Given request: Give every line back verbatim, dropping all images.

Input records:
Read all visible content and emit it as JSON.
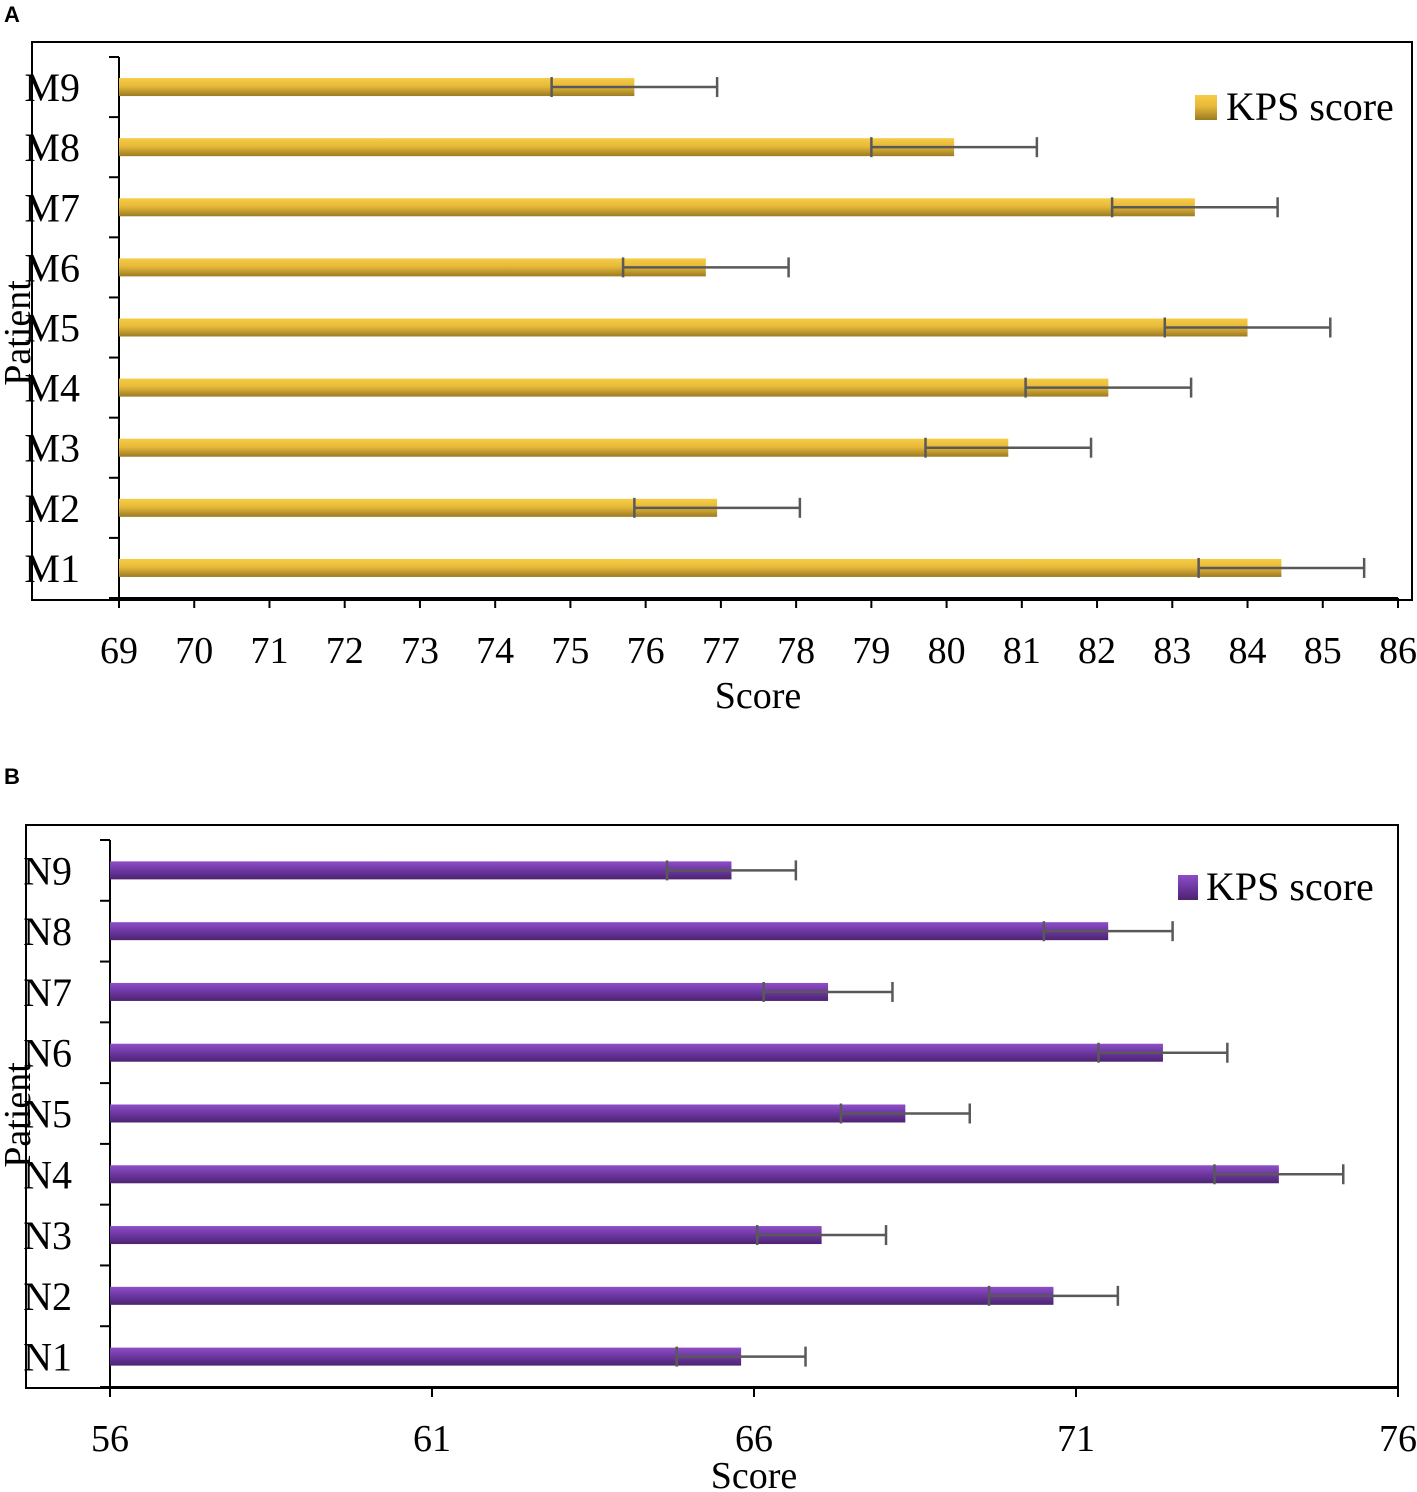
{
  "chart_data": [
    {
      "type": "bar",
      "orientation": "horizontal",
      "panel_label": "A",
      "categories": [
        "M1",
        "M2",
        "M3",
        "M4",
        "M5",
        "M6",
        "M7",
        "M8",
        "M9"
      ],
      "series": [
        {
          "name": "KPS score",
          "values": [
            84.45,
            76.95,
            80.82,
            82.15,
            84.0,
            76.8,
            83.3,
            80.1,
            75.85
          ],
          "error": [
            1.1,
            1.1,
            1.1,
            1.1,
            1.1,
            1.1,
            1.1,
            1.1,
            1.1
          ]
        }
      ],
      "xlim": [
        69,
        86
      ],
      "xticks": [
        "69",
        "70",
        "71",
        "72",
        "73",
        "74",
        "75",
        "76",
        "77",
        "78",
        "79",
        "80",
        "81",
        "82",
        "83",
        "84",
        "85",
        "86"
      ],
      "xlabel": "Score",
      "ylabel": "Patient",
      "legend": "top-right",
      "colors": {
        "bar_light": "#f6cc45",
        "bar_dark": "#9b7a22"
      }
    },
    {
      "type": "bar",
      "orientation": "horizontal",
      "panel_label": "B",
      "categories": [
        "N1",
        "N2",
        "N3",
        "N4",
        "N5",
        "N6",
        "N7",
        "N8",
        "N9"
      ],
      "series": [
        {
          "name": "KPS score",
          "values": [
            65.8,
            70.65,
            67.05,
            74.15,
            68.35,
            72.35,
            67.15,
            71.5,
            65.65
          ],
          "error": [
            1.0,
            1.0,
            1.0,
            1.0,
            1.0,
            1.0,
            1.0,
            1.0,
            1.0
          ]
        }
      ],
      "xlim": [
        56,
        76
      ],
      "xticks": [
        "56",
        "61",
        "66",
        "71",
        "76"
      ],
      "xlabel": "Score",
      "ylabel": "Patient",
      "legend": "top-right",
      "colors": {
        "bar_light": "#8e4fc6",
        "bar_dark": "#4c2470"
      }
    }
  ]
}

Solution to this problem:
Read all visible content and emit it as JSON.
{
  "chart_data": [
    {
      "type": "bar",
      "orientation": "horizontal",
      "panel_label": "A",
      "categories": [
        "M1",
        "M2",
        "M3",
        "M4",
        "M5",
        "M6",
        "M7",
        "M8",
        "M9"
      ],
      "series": [
        {
          "name": "KPS score",
          "values": [
            84.45,
            76.95,
            80.82,
            82.15,
            84.0,
            76.8,
            83.3,
            80.1,
            75.85
          ],
          "error": [
            1.1,
            1.1,
            1.1,
            1.1,
            1.1,
            1.1,
            1.1,
            1.1,
            1.1
          ]
        }
      ],
      "xlim": [
        69,
        86
      ],
      "xticks": [
        "69",
        "70",
        "71",
        "72",
        "73",
        "74",
        "75",
        "76",
        "77",
        "78",
        "79",
        "80",
        "81",
        "82",
        "83",
        "84",
        "85",
        "86"
      ],
      "xlabel": "Score",
      "ylabel": "Patient",
      "legend": "top-right",
      "colors": {
        "bar_light": "#f6cc45",
        "bar_dark": "#9b7a22"
      }
    },
    {
      "type": "bar",
      "orientation": "horizontal",
      "panel_label": "B",
      "categories": [
        "N1",
        "N2",
        "N3",
        "N4",
        "N5",
        "N6",
        "N7",
        "N8",
        "N9"
      ],
      "series": [
        {
          "name": "KPS score",
          "values": [
            65.8,
            70.65,
            67.05,
            74.15,
            68.35,
            72.35,
            67.15,
            71.5,
            65.65
          ],
          "error": [
            1.0,
            1.0,
            1.0,
            1.0,
            1.0,
            1.0,
            1.0,
            1.0,
            1.0
          ]
        }
      ],
      "xlim": [
        56,
        76
      ],
      "xticks": [
        "56",
        "61",
        "66",
        "71",
        "76"
      ],
      "xlabel": "Score",
      "ylabel": "Patient",
      "legend": "top-right",
      "colors": {
        "bar_light": "#8e4fc6",
        "bar_dark": "#4c2470"
      }
    }
  ]
}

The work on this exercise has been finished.